* Written instruction: Reproduce all the entries exactly.

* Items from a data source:
== == ==
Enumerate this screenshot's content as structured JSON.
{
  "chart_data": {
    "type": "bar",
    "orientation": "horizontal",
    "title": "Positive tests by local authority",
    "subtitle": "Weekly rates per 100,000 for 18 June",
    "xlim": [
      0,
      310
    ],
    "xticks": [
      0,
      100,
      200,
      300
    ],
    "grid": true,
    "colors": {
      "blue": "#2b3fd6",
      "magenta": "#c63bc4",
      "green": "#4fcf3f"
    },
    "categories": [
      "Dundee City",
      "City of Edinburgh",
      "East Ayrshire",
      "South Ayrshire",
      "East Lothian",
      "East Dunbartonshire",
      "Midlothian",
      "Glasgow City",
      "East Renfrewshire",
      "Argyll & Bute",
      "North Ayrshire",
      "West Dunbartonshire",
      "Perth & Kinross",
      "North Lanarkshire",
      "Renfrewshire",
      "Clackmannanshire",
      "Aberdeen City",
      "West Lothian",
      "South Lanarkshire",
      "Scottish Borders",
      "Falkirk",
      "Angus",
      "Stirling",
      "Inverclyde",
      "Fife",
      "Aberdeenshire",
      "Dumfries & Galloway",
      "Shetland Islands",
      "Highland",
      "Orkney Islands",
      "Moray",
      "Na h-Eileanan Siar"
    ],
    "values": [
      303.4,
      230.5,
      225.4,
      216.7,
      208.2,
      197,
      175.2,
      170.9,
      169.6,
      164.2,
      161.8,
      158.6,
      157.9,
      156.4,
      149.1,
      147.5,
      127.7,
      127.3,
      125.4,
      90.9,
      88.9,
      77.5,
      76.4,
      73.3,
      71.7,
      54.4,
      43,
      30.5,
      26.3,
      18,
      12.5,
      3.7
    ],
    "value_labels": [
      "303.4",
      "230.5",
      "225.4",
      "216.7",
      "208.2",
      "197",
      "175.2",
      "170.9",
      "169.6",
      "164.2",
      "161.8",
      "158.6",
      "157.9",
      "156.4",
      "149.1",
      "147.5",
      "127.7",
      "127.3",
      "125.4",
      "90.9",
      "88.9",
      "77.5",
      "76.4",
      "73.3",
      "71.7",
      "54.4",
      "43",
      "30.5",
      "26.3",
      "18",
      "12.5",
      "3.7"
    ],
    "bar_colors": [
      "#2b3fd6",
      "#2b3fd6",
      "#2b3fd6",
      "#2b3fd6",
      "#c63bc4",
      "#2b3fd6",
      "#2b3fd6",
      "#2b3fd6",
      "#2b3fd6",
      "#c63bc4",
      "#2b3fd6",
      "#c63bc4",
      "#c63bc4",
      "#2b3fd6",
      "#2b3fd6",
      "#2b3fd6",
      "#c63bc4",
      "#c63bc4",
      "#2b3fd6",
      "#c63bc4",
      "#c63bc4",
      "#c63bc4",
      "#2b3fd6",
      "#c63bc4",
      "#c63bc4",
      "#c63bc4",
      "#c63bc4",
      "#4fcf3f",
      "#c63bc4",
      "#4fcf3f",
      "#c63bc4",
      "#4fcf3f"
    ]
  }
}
== == ==
* Result of the exercise:
Enumerate this screenshot's content as structured JSON.
{
  "chart_data": {
    "type": "bar",
    "orientation": "horizontal",
    "title": "Positive tests by local authority",
    "subtitle": "Weekly rates per 100,000 for 18 June",
    "xlim": [
      0,
      310
    ],
    "xticks": [
      0,
      100,
      200,
      300
    ],
    "grid": true,
    "colors": {
      "blue": "#2b3fd6",
      "magenta": "#c63bc4",
      "green": "#4fcf3f"
    },
    "categories": [
      "Dundee City",
      "City of Edinburgh",
      "East Ayrshire",
      "South Ayrshire",
      "East Lothian",
      "East Dunbartonshire",
      "Midlothian",
      "Glasgow City",
      "East Renfrewshire",
      "Argyll & Bute",
      "North Ayrshire",
      "West Dunbartonshire",
      "Perth & Kinross",
      "North Lanarkshire",
      "Renfrewshire",
      "Clackmannanshire",
      "Aberdeen City",
      "West Lothian",
      "South Lanarkshire",
      "Scottish Borders",
      "Falkirk",
      "Angus",
      "Stirling",
      "Inverclyde",
      "Fife",
      "Aberdeenshire",
      "Dumfries & Galloway",
      "Shetland Islands",
      "Highland",
      "Orkney Islands",
      "Moray",
      "Na h-Eileanan Siar"
    ],
    "values": [
      303.4,
      230.5,
      225.4,
      216.7,
      208.2,
      197,
      175.2,
      170.9,
      169.6,
      164.2,
      161.8,
      158.6,
      157.9,
      156.4,
      149.1,
      147.5,
      127.7,
      127.3,
      125.4,
      90.9,
      88.9,
      77.5,
      76.4,
      73.3,
      71.7,
      54.4,
      43,
      30.5,
      26.3,
      18,
      12.5,
      3.7
    ],
    "value_labels": [
      "303.4",
      "230.5",
      "225.4",
      "216.7",
      "208.2",
      "197",
      "175.2",
      "170.9",
      "169.6",
      "164.2",
      "161.8",
      "158.6",
      "157.9",
      "156.4",
      "149.1",
      "147.5",
      "127.7",
      "127.3",
      "125.4",
      "90.9",
      "88.9",
      "77.5",
      "76.4",
      "73.3",
      "71.7",
      "54.4",
      "43",
      "30.5",
      "26.3",
      "18",
      "12.5",
      "3.7"
    ],
    "bar_colors": [
      "#2b3fd6",
      "#2b3fd6",
      "#2b3fd6",
      "#2b3fd6",
      "#c63bc4",
      "#2b3fd6",
      "#2b3fd6",
      "#2b3fd6",
      "#2b3fd6",
      "#c63bc4",
      "#2b3fd6",
      "#c63bc4",
      "#c63bc4",
      "#2b3fd6",
      "#2b3fd6",
      "#2b3fd6",
      "#c63bc4",
      "#c63bc4",
      "#2b3fd6",
      "#c63bc4",
      "#c63bc4",
      "#c63bc4",
      "#2b3fd6",
      "#c63bc4",
      "#c63bc4",
      "#c63bc4",
      "#c63bc4",
      "#4fcf3f",
      "#c63bc4",
      "#4fcf3f",
      "#c63bc4",
      "#4fcf3f"
    ]
  }
}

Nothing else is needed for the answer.